My Happy Days in Hollywood: A Memoir
Garry Marshall - 2012
His work on the small and big screen has delighted audiences for the last three decades and has withstood the test of time. In My Happy Days in Hollywood, Marshall takes us on a journey from his stickball-playing days in the Bronx to his time at the helm of some of the most popular television series and movies of all time, sharing the joys and challenges of working with the Fonz and the young Julia Roberts, the “street performer” Robin Williams, and the young Anne Hathaway, among many others. This honest, vibrant, and often hilarious memoir reveals a man whose career has been defined by his drive to make people laugh and whose personal philosophy—despite his tremendous achievements—has always been that life is more important than show business.
Dry
Augusten Burroughs - 2003
You've seen him on the street, in bars, on the subway, at restaurants: a twenty-something guy, nice suit, works in advertising. Regular. Ordinary. But when the ordinary person had two drinks, Augusten was circling the drain by having twelve; when the ordinary person went home at midnight, Augusten never went home at all. Loud, distracting ties, automated wake-up calls, and cologne on the tongue could only hide so much for so long. At the request (well, it wasn't really a request) of his employers, Augusten landed in rehab, where his dreams of group therapy with Robert Downey, Jr., are immediately dashed by the grim reality of fluorescent lighting and paper hospital slippers. But when Augusten is forced to examine himself, something actually starts to click, and that's when he finds himself in the worst trouble of all. Because when his thirty days are up, he has to return to his same drunken Manhattan life and live it sober. What follows is a memoir that's as moving as it is funny, as heartbreaking as it is real.

_ _ _ _

## YOUR ASSIGNMENT
Update the memoir descriptions from "My Happy Days in Hollywood: A" through "than show business.", replacing "Bronx" with "Brooklyn".

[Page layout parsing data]
_ _ _ _

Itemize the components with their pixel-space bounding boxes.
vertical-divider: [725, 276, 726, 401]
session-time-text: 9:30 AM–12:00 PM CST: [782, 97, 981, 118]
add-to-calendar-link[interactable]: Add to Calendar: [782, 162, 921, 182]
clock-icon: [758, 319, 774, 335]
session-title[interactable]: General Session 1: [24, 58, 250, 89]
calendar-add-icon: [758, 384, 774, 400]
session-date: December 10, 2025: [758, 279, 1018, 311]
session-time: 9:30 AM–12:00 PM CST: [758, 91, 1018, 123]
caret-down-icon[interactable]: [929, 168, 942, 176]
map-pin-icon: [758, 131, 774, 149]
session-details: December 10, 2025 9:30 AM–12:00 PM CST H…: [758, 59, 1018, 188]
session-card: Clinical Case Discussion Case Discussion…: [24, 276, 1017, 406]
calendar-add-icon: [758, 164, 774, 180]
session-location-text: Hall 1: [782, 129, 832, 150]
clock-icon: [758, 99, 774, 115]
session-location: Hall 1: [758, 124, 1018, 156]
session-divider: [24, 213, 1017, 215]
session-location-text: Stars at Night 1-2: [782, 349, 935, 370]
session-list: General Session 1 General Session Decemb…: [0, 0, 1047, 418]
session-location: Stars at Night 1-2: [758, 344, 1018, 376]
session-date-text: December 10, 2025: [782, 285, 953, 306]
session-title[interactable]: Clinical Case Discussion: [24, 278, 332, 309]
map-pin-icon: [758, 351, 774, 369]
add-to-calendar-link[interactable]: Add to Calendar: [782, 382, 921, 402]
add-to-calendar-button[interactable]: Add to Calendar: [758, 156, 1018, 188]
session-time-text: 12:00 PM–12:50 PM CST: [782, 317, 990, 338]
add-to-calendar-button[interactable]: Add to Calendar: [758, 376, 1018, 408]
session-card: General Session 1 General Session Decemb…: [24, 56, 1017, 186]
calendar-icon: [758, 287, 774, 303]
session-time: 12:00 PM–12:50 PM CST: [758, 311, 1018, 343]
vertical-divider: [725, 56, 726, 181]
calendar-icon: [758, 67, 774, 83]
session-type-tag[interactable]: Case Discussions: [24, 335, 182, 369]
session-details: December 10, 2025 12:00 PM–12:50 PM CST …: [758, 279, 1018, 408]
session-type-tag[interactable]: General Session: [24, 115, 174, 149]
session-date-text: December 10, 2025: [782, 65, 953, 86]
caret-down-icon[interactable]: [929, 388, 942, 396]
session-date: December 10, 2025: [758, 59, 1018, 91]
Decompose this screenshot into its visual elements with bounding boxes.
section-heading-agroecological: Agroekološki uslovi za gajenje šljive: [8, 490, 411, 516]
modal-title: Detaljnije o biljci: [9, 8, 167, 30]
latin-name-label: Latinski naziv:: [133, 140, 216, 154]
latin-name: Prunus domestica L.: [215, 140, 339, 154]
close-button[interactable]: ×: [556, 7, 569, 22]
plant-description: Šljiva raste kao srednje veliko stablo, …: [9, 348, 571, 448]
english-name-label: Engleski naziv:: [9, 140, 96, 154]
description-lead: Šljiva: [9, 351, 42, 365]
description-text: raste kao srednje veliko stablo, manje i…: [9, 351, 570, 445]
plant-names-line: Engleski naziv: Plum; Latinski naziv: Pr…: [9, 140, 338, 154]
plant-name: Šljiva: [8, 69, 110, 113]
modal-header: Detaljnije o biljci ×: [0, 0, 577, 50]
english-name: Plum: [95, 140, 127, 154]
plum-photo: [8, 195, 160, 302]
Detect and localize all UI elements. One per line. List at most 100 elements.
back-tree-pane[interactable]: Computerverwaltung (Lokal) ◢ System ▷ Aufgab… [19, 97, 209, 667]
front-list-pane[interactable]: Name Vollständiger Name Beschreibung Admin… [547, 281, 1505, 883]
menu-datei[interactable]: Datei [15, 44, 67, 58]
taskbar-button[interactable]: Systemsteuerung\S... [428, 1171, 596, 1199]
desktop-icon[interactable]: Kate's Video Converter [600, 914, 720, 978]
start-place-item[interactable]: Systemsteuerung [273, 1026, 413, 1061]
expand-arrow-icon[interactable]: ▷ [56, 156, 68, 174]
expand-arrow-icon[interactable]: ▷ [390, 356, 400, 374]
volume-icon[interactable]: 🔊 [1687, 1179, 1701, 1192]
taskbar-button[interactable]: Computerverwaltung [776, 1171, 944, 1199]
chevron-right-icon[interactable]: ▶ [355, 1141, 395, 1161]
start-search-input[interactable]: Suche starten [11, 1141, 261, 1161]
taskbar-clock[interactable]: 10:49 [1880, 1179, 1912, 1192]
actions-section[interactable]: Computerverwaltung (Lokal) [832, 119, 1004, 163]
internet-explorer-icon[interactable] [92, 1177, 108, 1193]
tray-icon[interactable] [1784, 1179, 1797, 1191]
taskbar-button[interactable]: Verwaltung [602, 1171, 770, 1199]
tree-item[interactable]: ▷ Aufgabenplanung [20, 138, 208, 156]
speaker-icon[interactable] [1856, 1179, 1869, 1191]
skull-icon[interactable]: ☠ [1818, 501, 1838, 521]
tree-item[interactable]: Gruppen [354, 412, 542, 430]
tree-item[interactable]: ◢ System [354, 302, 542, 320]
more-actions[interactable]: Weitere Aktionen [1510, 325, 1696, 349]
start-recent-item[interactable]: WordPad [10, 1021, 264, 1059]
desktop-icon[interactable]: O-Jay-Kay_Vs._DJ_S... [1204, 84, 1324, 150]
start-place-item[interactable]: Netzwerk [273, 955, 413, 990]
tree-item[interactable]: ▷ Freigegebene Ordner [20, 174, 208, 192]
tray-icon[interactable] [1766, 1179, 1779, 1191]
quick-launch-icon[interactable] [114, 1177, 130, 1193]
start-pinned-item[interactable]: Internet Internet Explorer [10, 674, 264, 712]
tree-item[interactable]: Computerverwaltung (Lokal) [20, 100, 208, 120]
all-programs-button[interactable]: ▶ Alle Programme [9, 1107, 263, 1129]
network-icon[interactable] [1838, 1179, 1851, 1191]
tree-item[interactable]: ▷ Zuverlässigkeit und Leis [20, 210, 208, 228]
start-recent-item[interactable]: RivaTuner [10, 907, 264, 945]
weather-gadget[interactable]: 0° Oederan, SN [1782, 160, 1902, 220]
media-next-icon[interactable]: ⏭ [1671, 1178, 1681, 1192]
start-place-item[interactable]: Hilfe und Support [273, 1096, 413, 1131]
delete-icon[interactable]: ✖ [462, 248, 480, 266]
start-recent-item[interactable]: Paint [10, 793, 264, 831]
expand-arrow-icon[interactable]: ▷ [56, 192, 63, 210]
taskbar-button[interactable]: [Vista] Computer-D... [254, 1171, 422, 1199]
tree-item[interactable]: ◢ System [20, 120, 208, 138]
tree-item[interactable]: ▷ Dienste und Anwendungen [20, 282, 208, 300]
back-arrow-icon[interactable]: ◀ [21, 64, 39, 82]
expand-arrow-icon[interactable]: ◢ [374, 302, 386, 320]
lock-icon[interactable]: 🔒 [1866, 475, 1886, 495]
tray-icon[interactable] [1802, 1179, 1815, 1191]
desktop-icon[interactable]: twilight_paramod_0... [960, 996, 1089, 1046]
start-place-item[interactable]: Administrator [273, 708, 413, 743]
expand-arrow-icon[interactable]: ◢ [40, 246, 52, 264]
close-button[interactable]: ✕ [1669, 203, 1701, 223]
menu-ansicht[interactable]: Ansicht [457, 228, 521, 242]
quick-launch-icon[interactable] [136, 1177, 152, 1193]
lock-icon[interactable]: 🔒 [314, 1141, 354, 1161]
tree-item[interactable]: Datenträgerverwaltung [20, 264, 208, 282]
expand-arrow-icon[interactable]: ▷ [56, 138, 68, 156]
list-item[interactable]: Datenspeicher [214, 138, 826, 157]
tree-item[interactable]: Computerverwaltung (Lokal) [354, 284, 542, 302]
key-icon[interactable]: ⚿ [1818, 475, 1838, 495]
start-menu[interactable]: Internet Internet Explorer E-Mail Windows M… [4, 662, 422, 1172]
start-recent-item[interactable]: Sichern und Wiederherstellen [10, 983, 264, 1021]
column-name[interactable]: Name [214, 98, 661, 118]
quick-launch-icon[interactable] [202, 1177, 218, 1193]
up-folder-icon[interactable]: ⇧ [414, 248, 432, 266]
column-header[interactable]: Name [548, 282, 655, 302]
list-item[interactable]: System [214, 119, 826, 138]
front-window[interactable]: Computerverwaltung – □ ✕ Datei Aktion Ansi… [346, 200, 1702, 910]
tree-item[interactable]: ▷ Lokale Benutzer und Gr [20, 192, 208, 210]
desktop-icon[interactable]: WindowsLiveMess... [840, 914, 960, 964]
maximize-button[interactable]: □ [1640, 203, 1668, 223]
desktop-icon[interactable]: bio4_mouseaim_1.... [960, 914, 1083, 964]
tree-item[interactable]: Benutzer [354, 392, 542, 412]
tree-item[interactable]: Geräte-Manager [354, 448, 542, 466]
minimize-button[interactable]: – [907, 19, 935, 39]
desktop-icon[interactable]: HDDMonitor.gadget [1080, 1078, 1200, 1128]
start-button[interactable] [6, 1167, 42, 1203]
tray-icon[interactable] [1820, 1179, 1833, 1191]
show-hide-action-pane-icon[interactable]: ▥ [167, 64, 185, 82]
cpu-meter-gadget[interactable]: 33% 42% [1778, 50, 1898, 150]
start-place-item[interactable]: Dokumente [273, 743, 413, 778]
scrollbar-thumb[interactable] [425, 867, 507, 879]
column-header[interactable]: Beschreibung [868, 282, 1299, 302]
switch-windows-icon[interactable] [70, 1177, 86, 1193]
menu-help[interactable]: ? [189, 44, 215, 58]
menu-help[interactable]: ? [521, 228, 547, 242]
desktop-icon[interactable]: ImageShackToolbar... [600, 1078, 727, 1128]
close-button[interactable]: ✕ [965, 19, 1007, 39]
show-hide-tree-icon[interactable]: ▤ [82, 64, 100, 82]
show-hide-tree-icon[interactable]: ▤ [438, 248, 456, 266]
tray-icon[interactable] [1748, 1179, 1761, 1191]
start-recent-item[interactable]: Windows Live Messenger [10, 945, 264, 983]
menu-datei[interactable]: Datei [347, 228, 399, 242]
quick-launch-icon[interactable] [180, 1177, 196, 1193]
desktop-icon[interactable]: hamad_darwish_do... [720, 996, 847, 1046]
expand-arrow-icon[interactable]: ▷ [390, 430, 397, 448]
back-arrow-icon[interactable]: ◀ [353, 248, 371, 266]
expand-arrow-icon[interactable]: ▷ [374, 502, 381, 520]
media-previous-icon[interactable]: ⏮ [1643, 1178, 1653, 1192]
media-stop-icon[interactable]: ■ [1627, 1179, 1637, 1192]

_ _ _ _

## ANSWER SECTION
My Happy Days in Hollywood: A Memoir
Garry Marshall - 2012
His work on the small and big screen has delighted audiences for the last three decades and has withstood the test of time. In My Happy Days in Hollywood, Marshall takes us on a journey from his stickball-playing days in the Brooklyn to his time at the helm of some of the most popular television series and movies of all time, sharing the joys and challenges of working with the Fonz and the young Julia Roberts, the “street performer” Robin Williams, and the young Anne Hathaway, among many others. This honest, vibrant, and often hilarious memoir reveals a man whose career has been defined by his drive to make people laugh and whose personal philosophy—despite his tremendous achievements—has always been that life is more important than show business.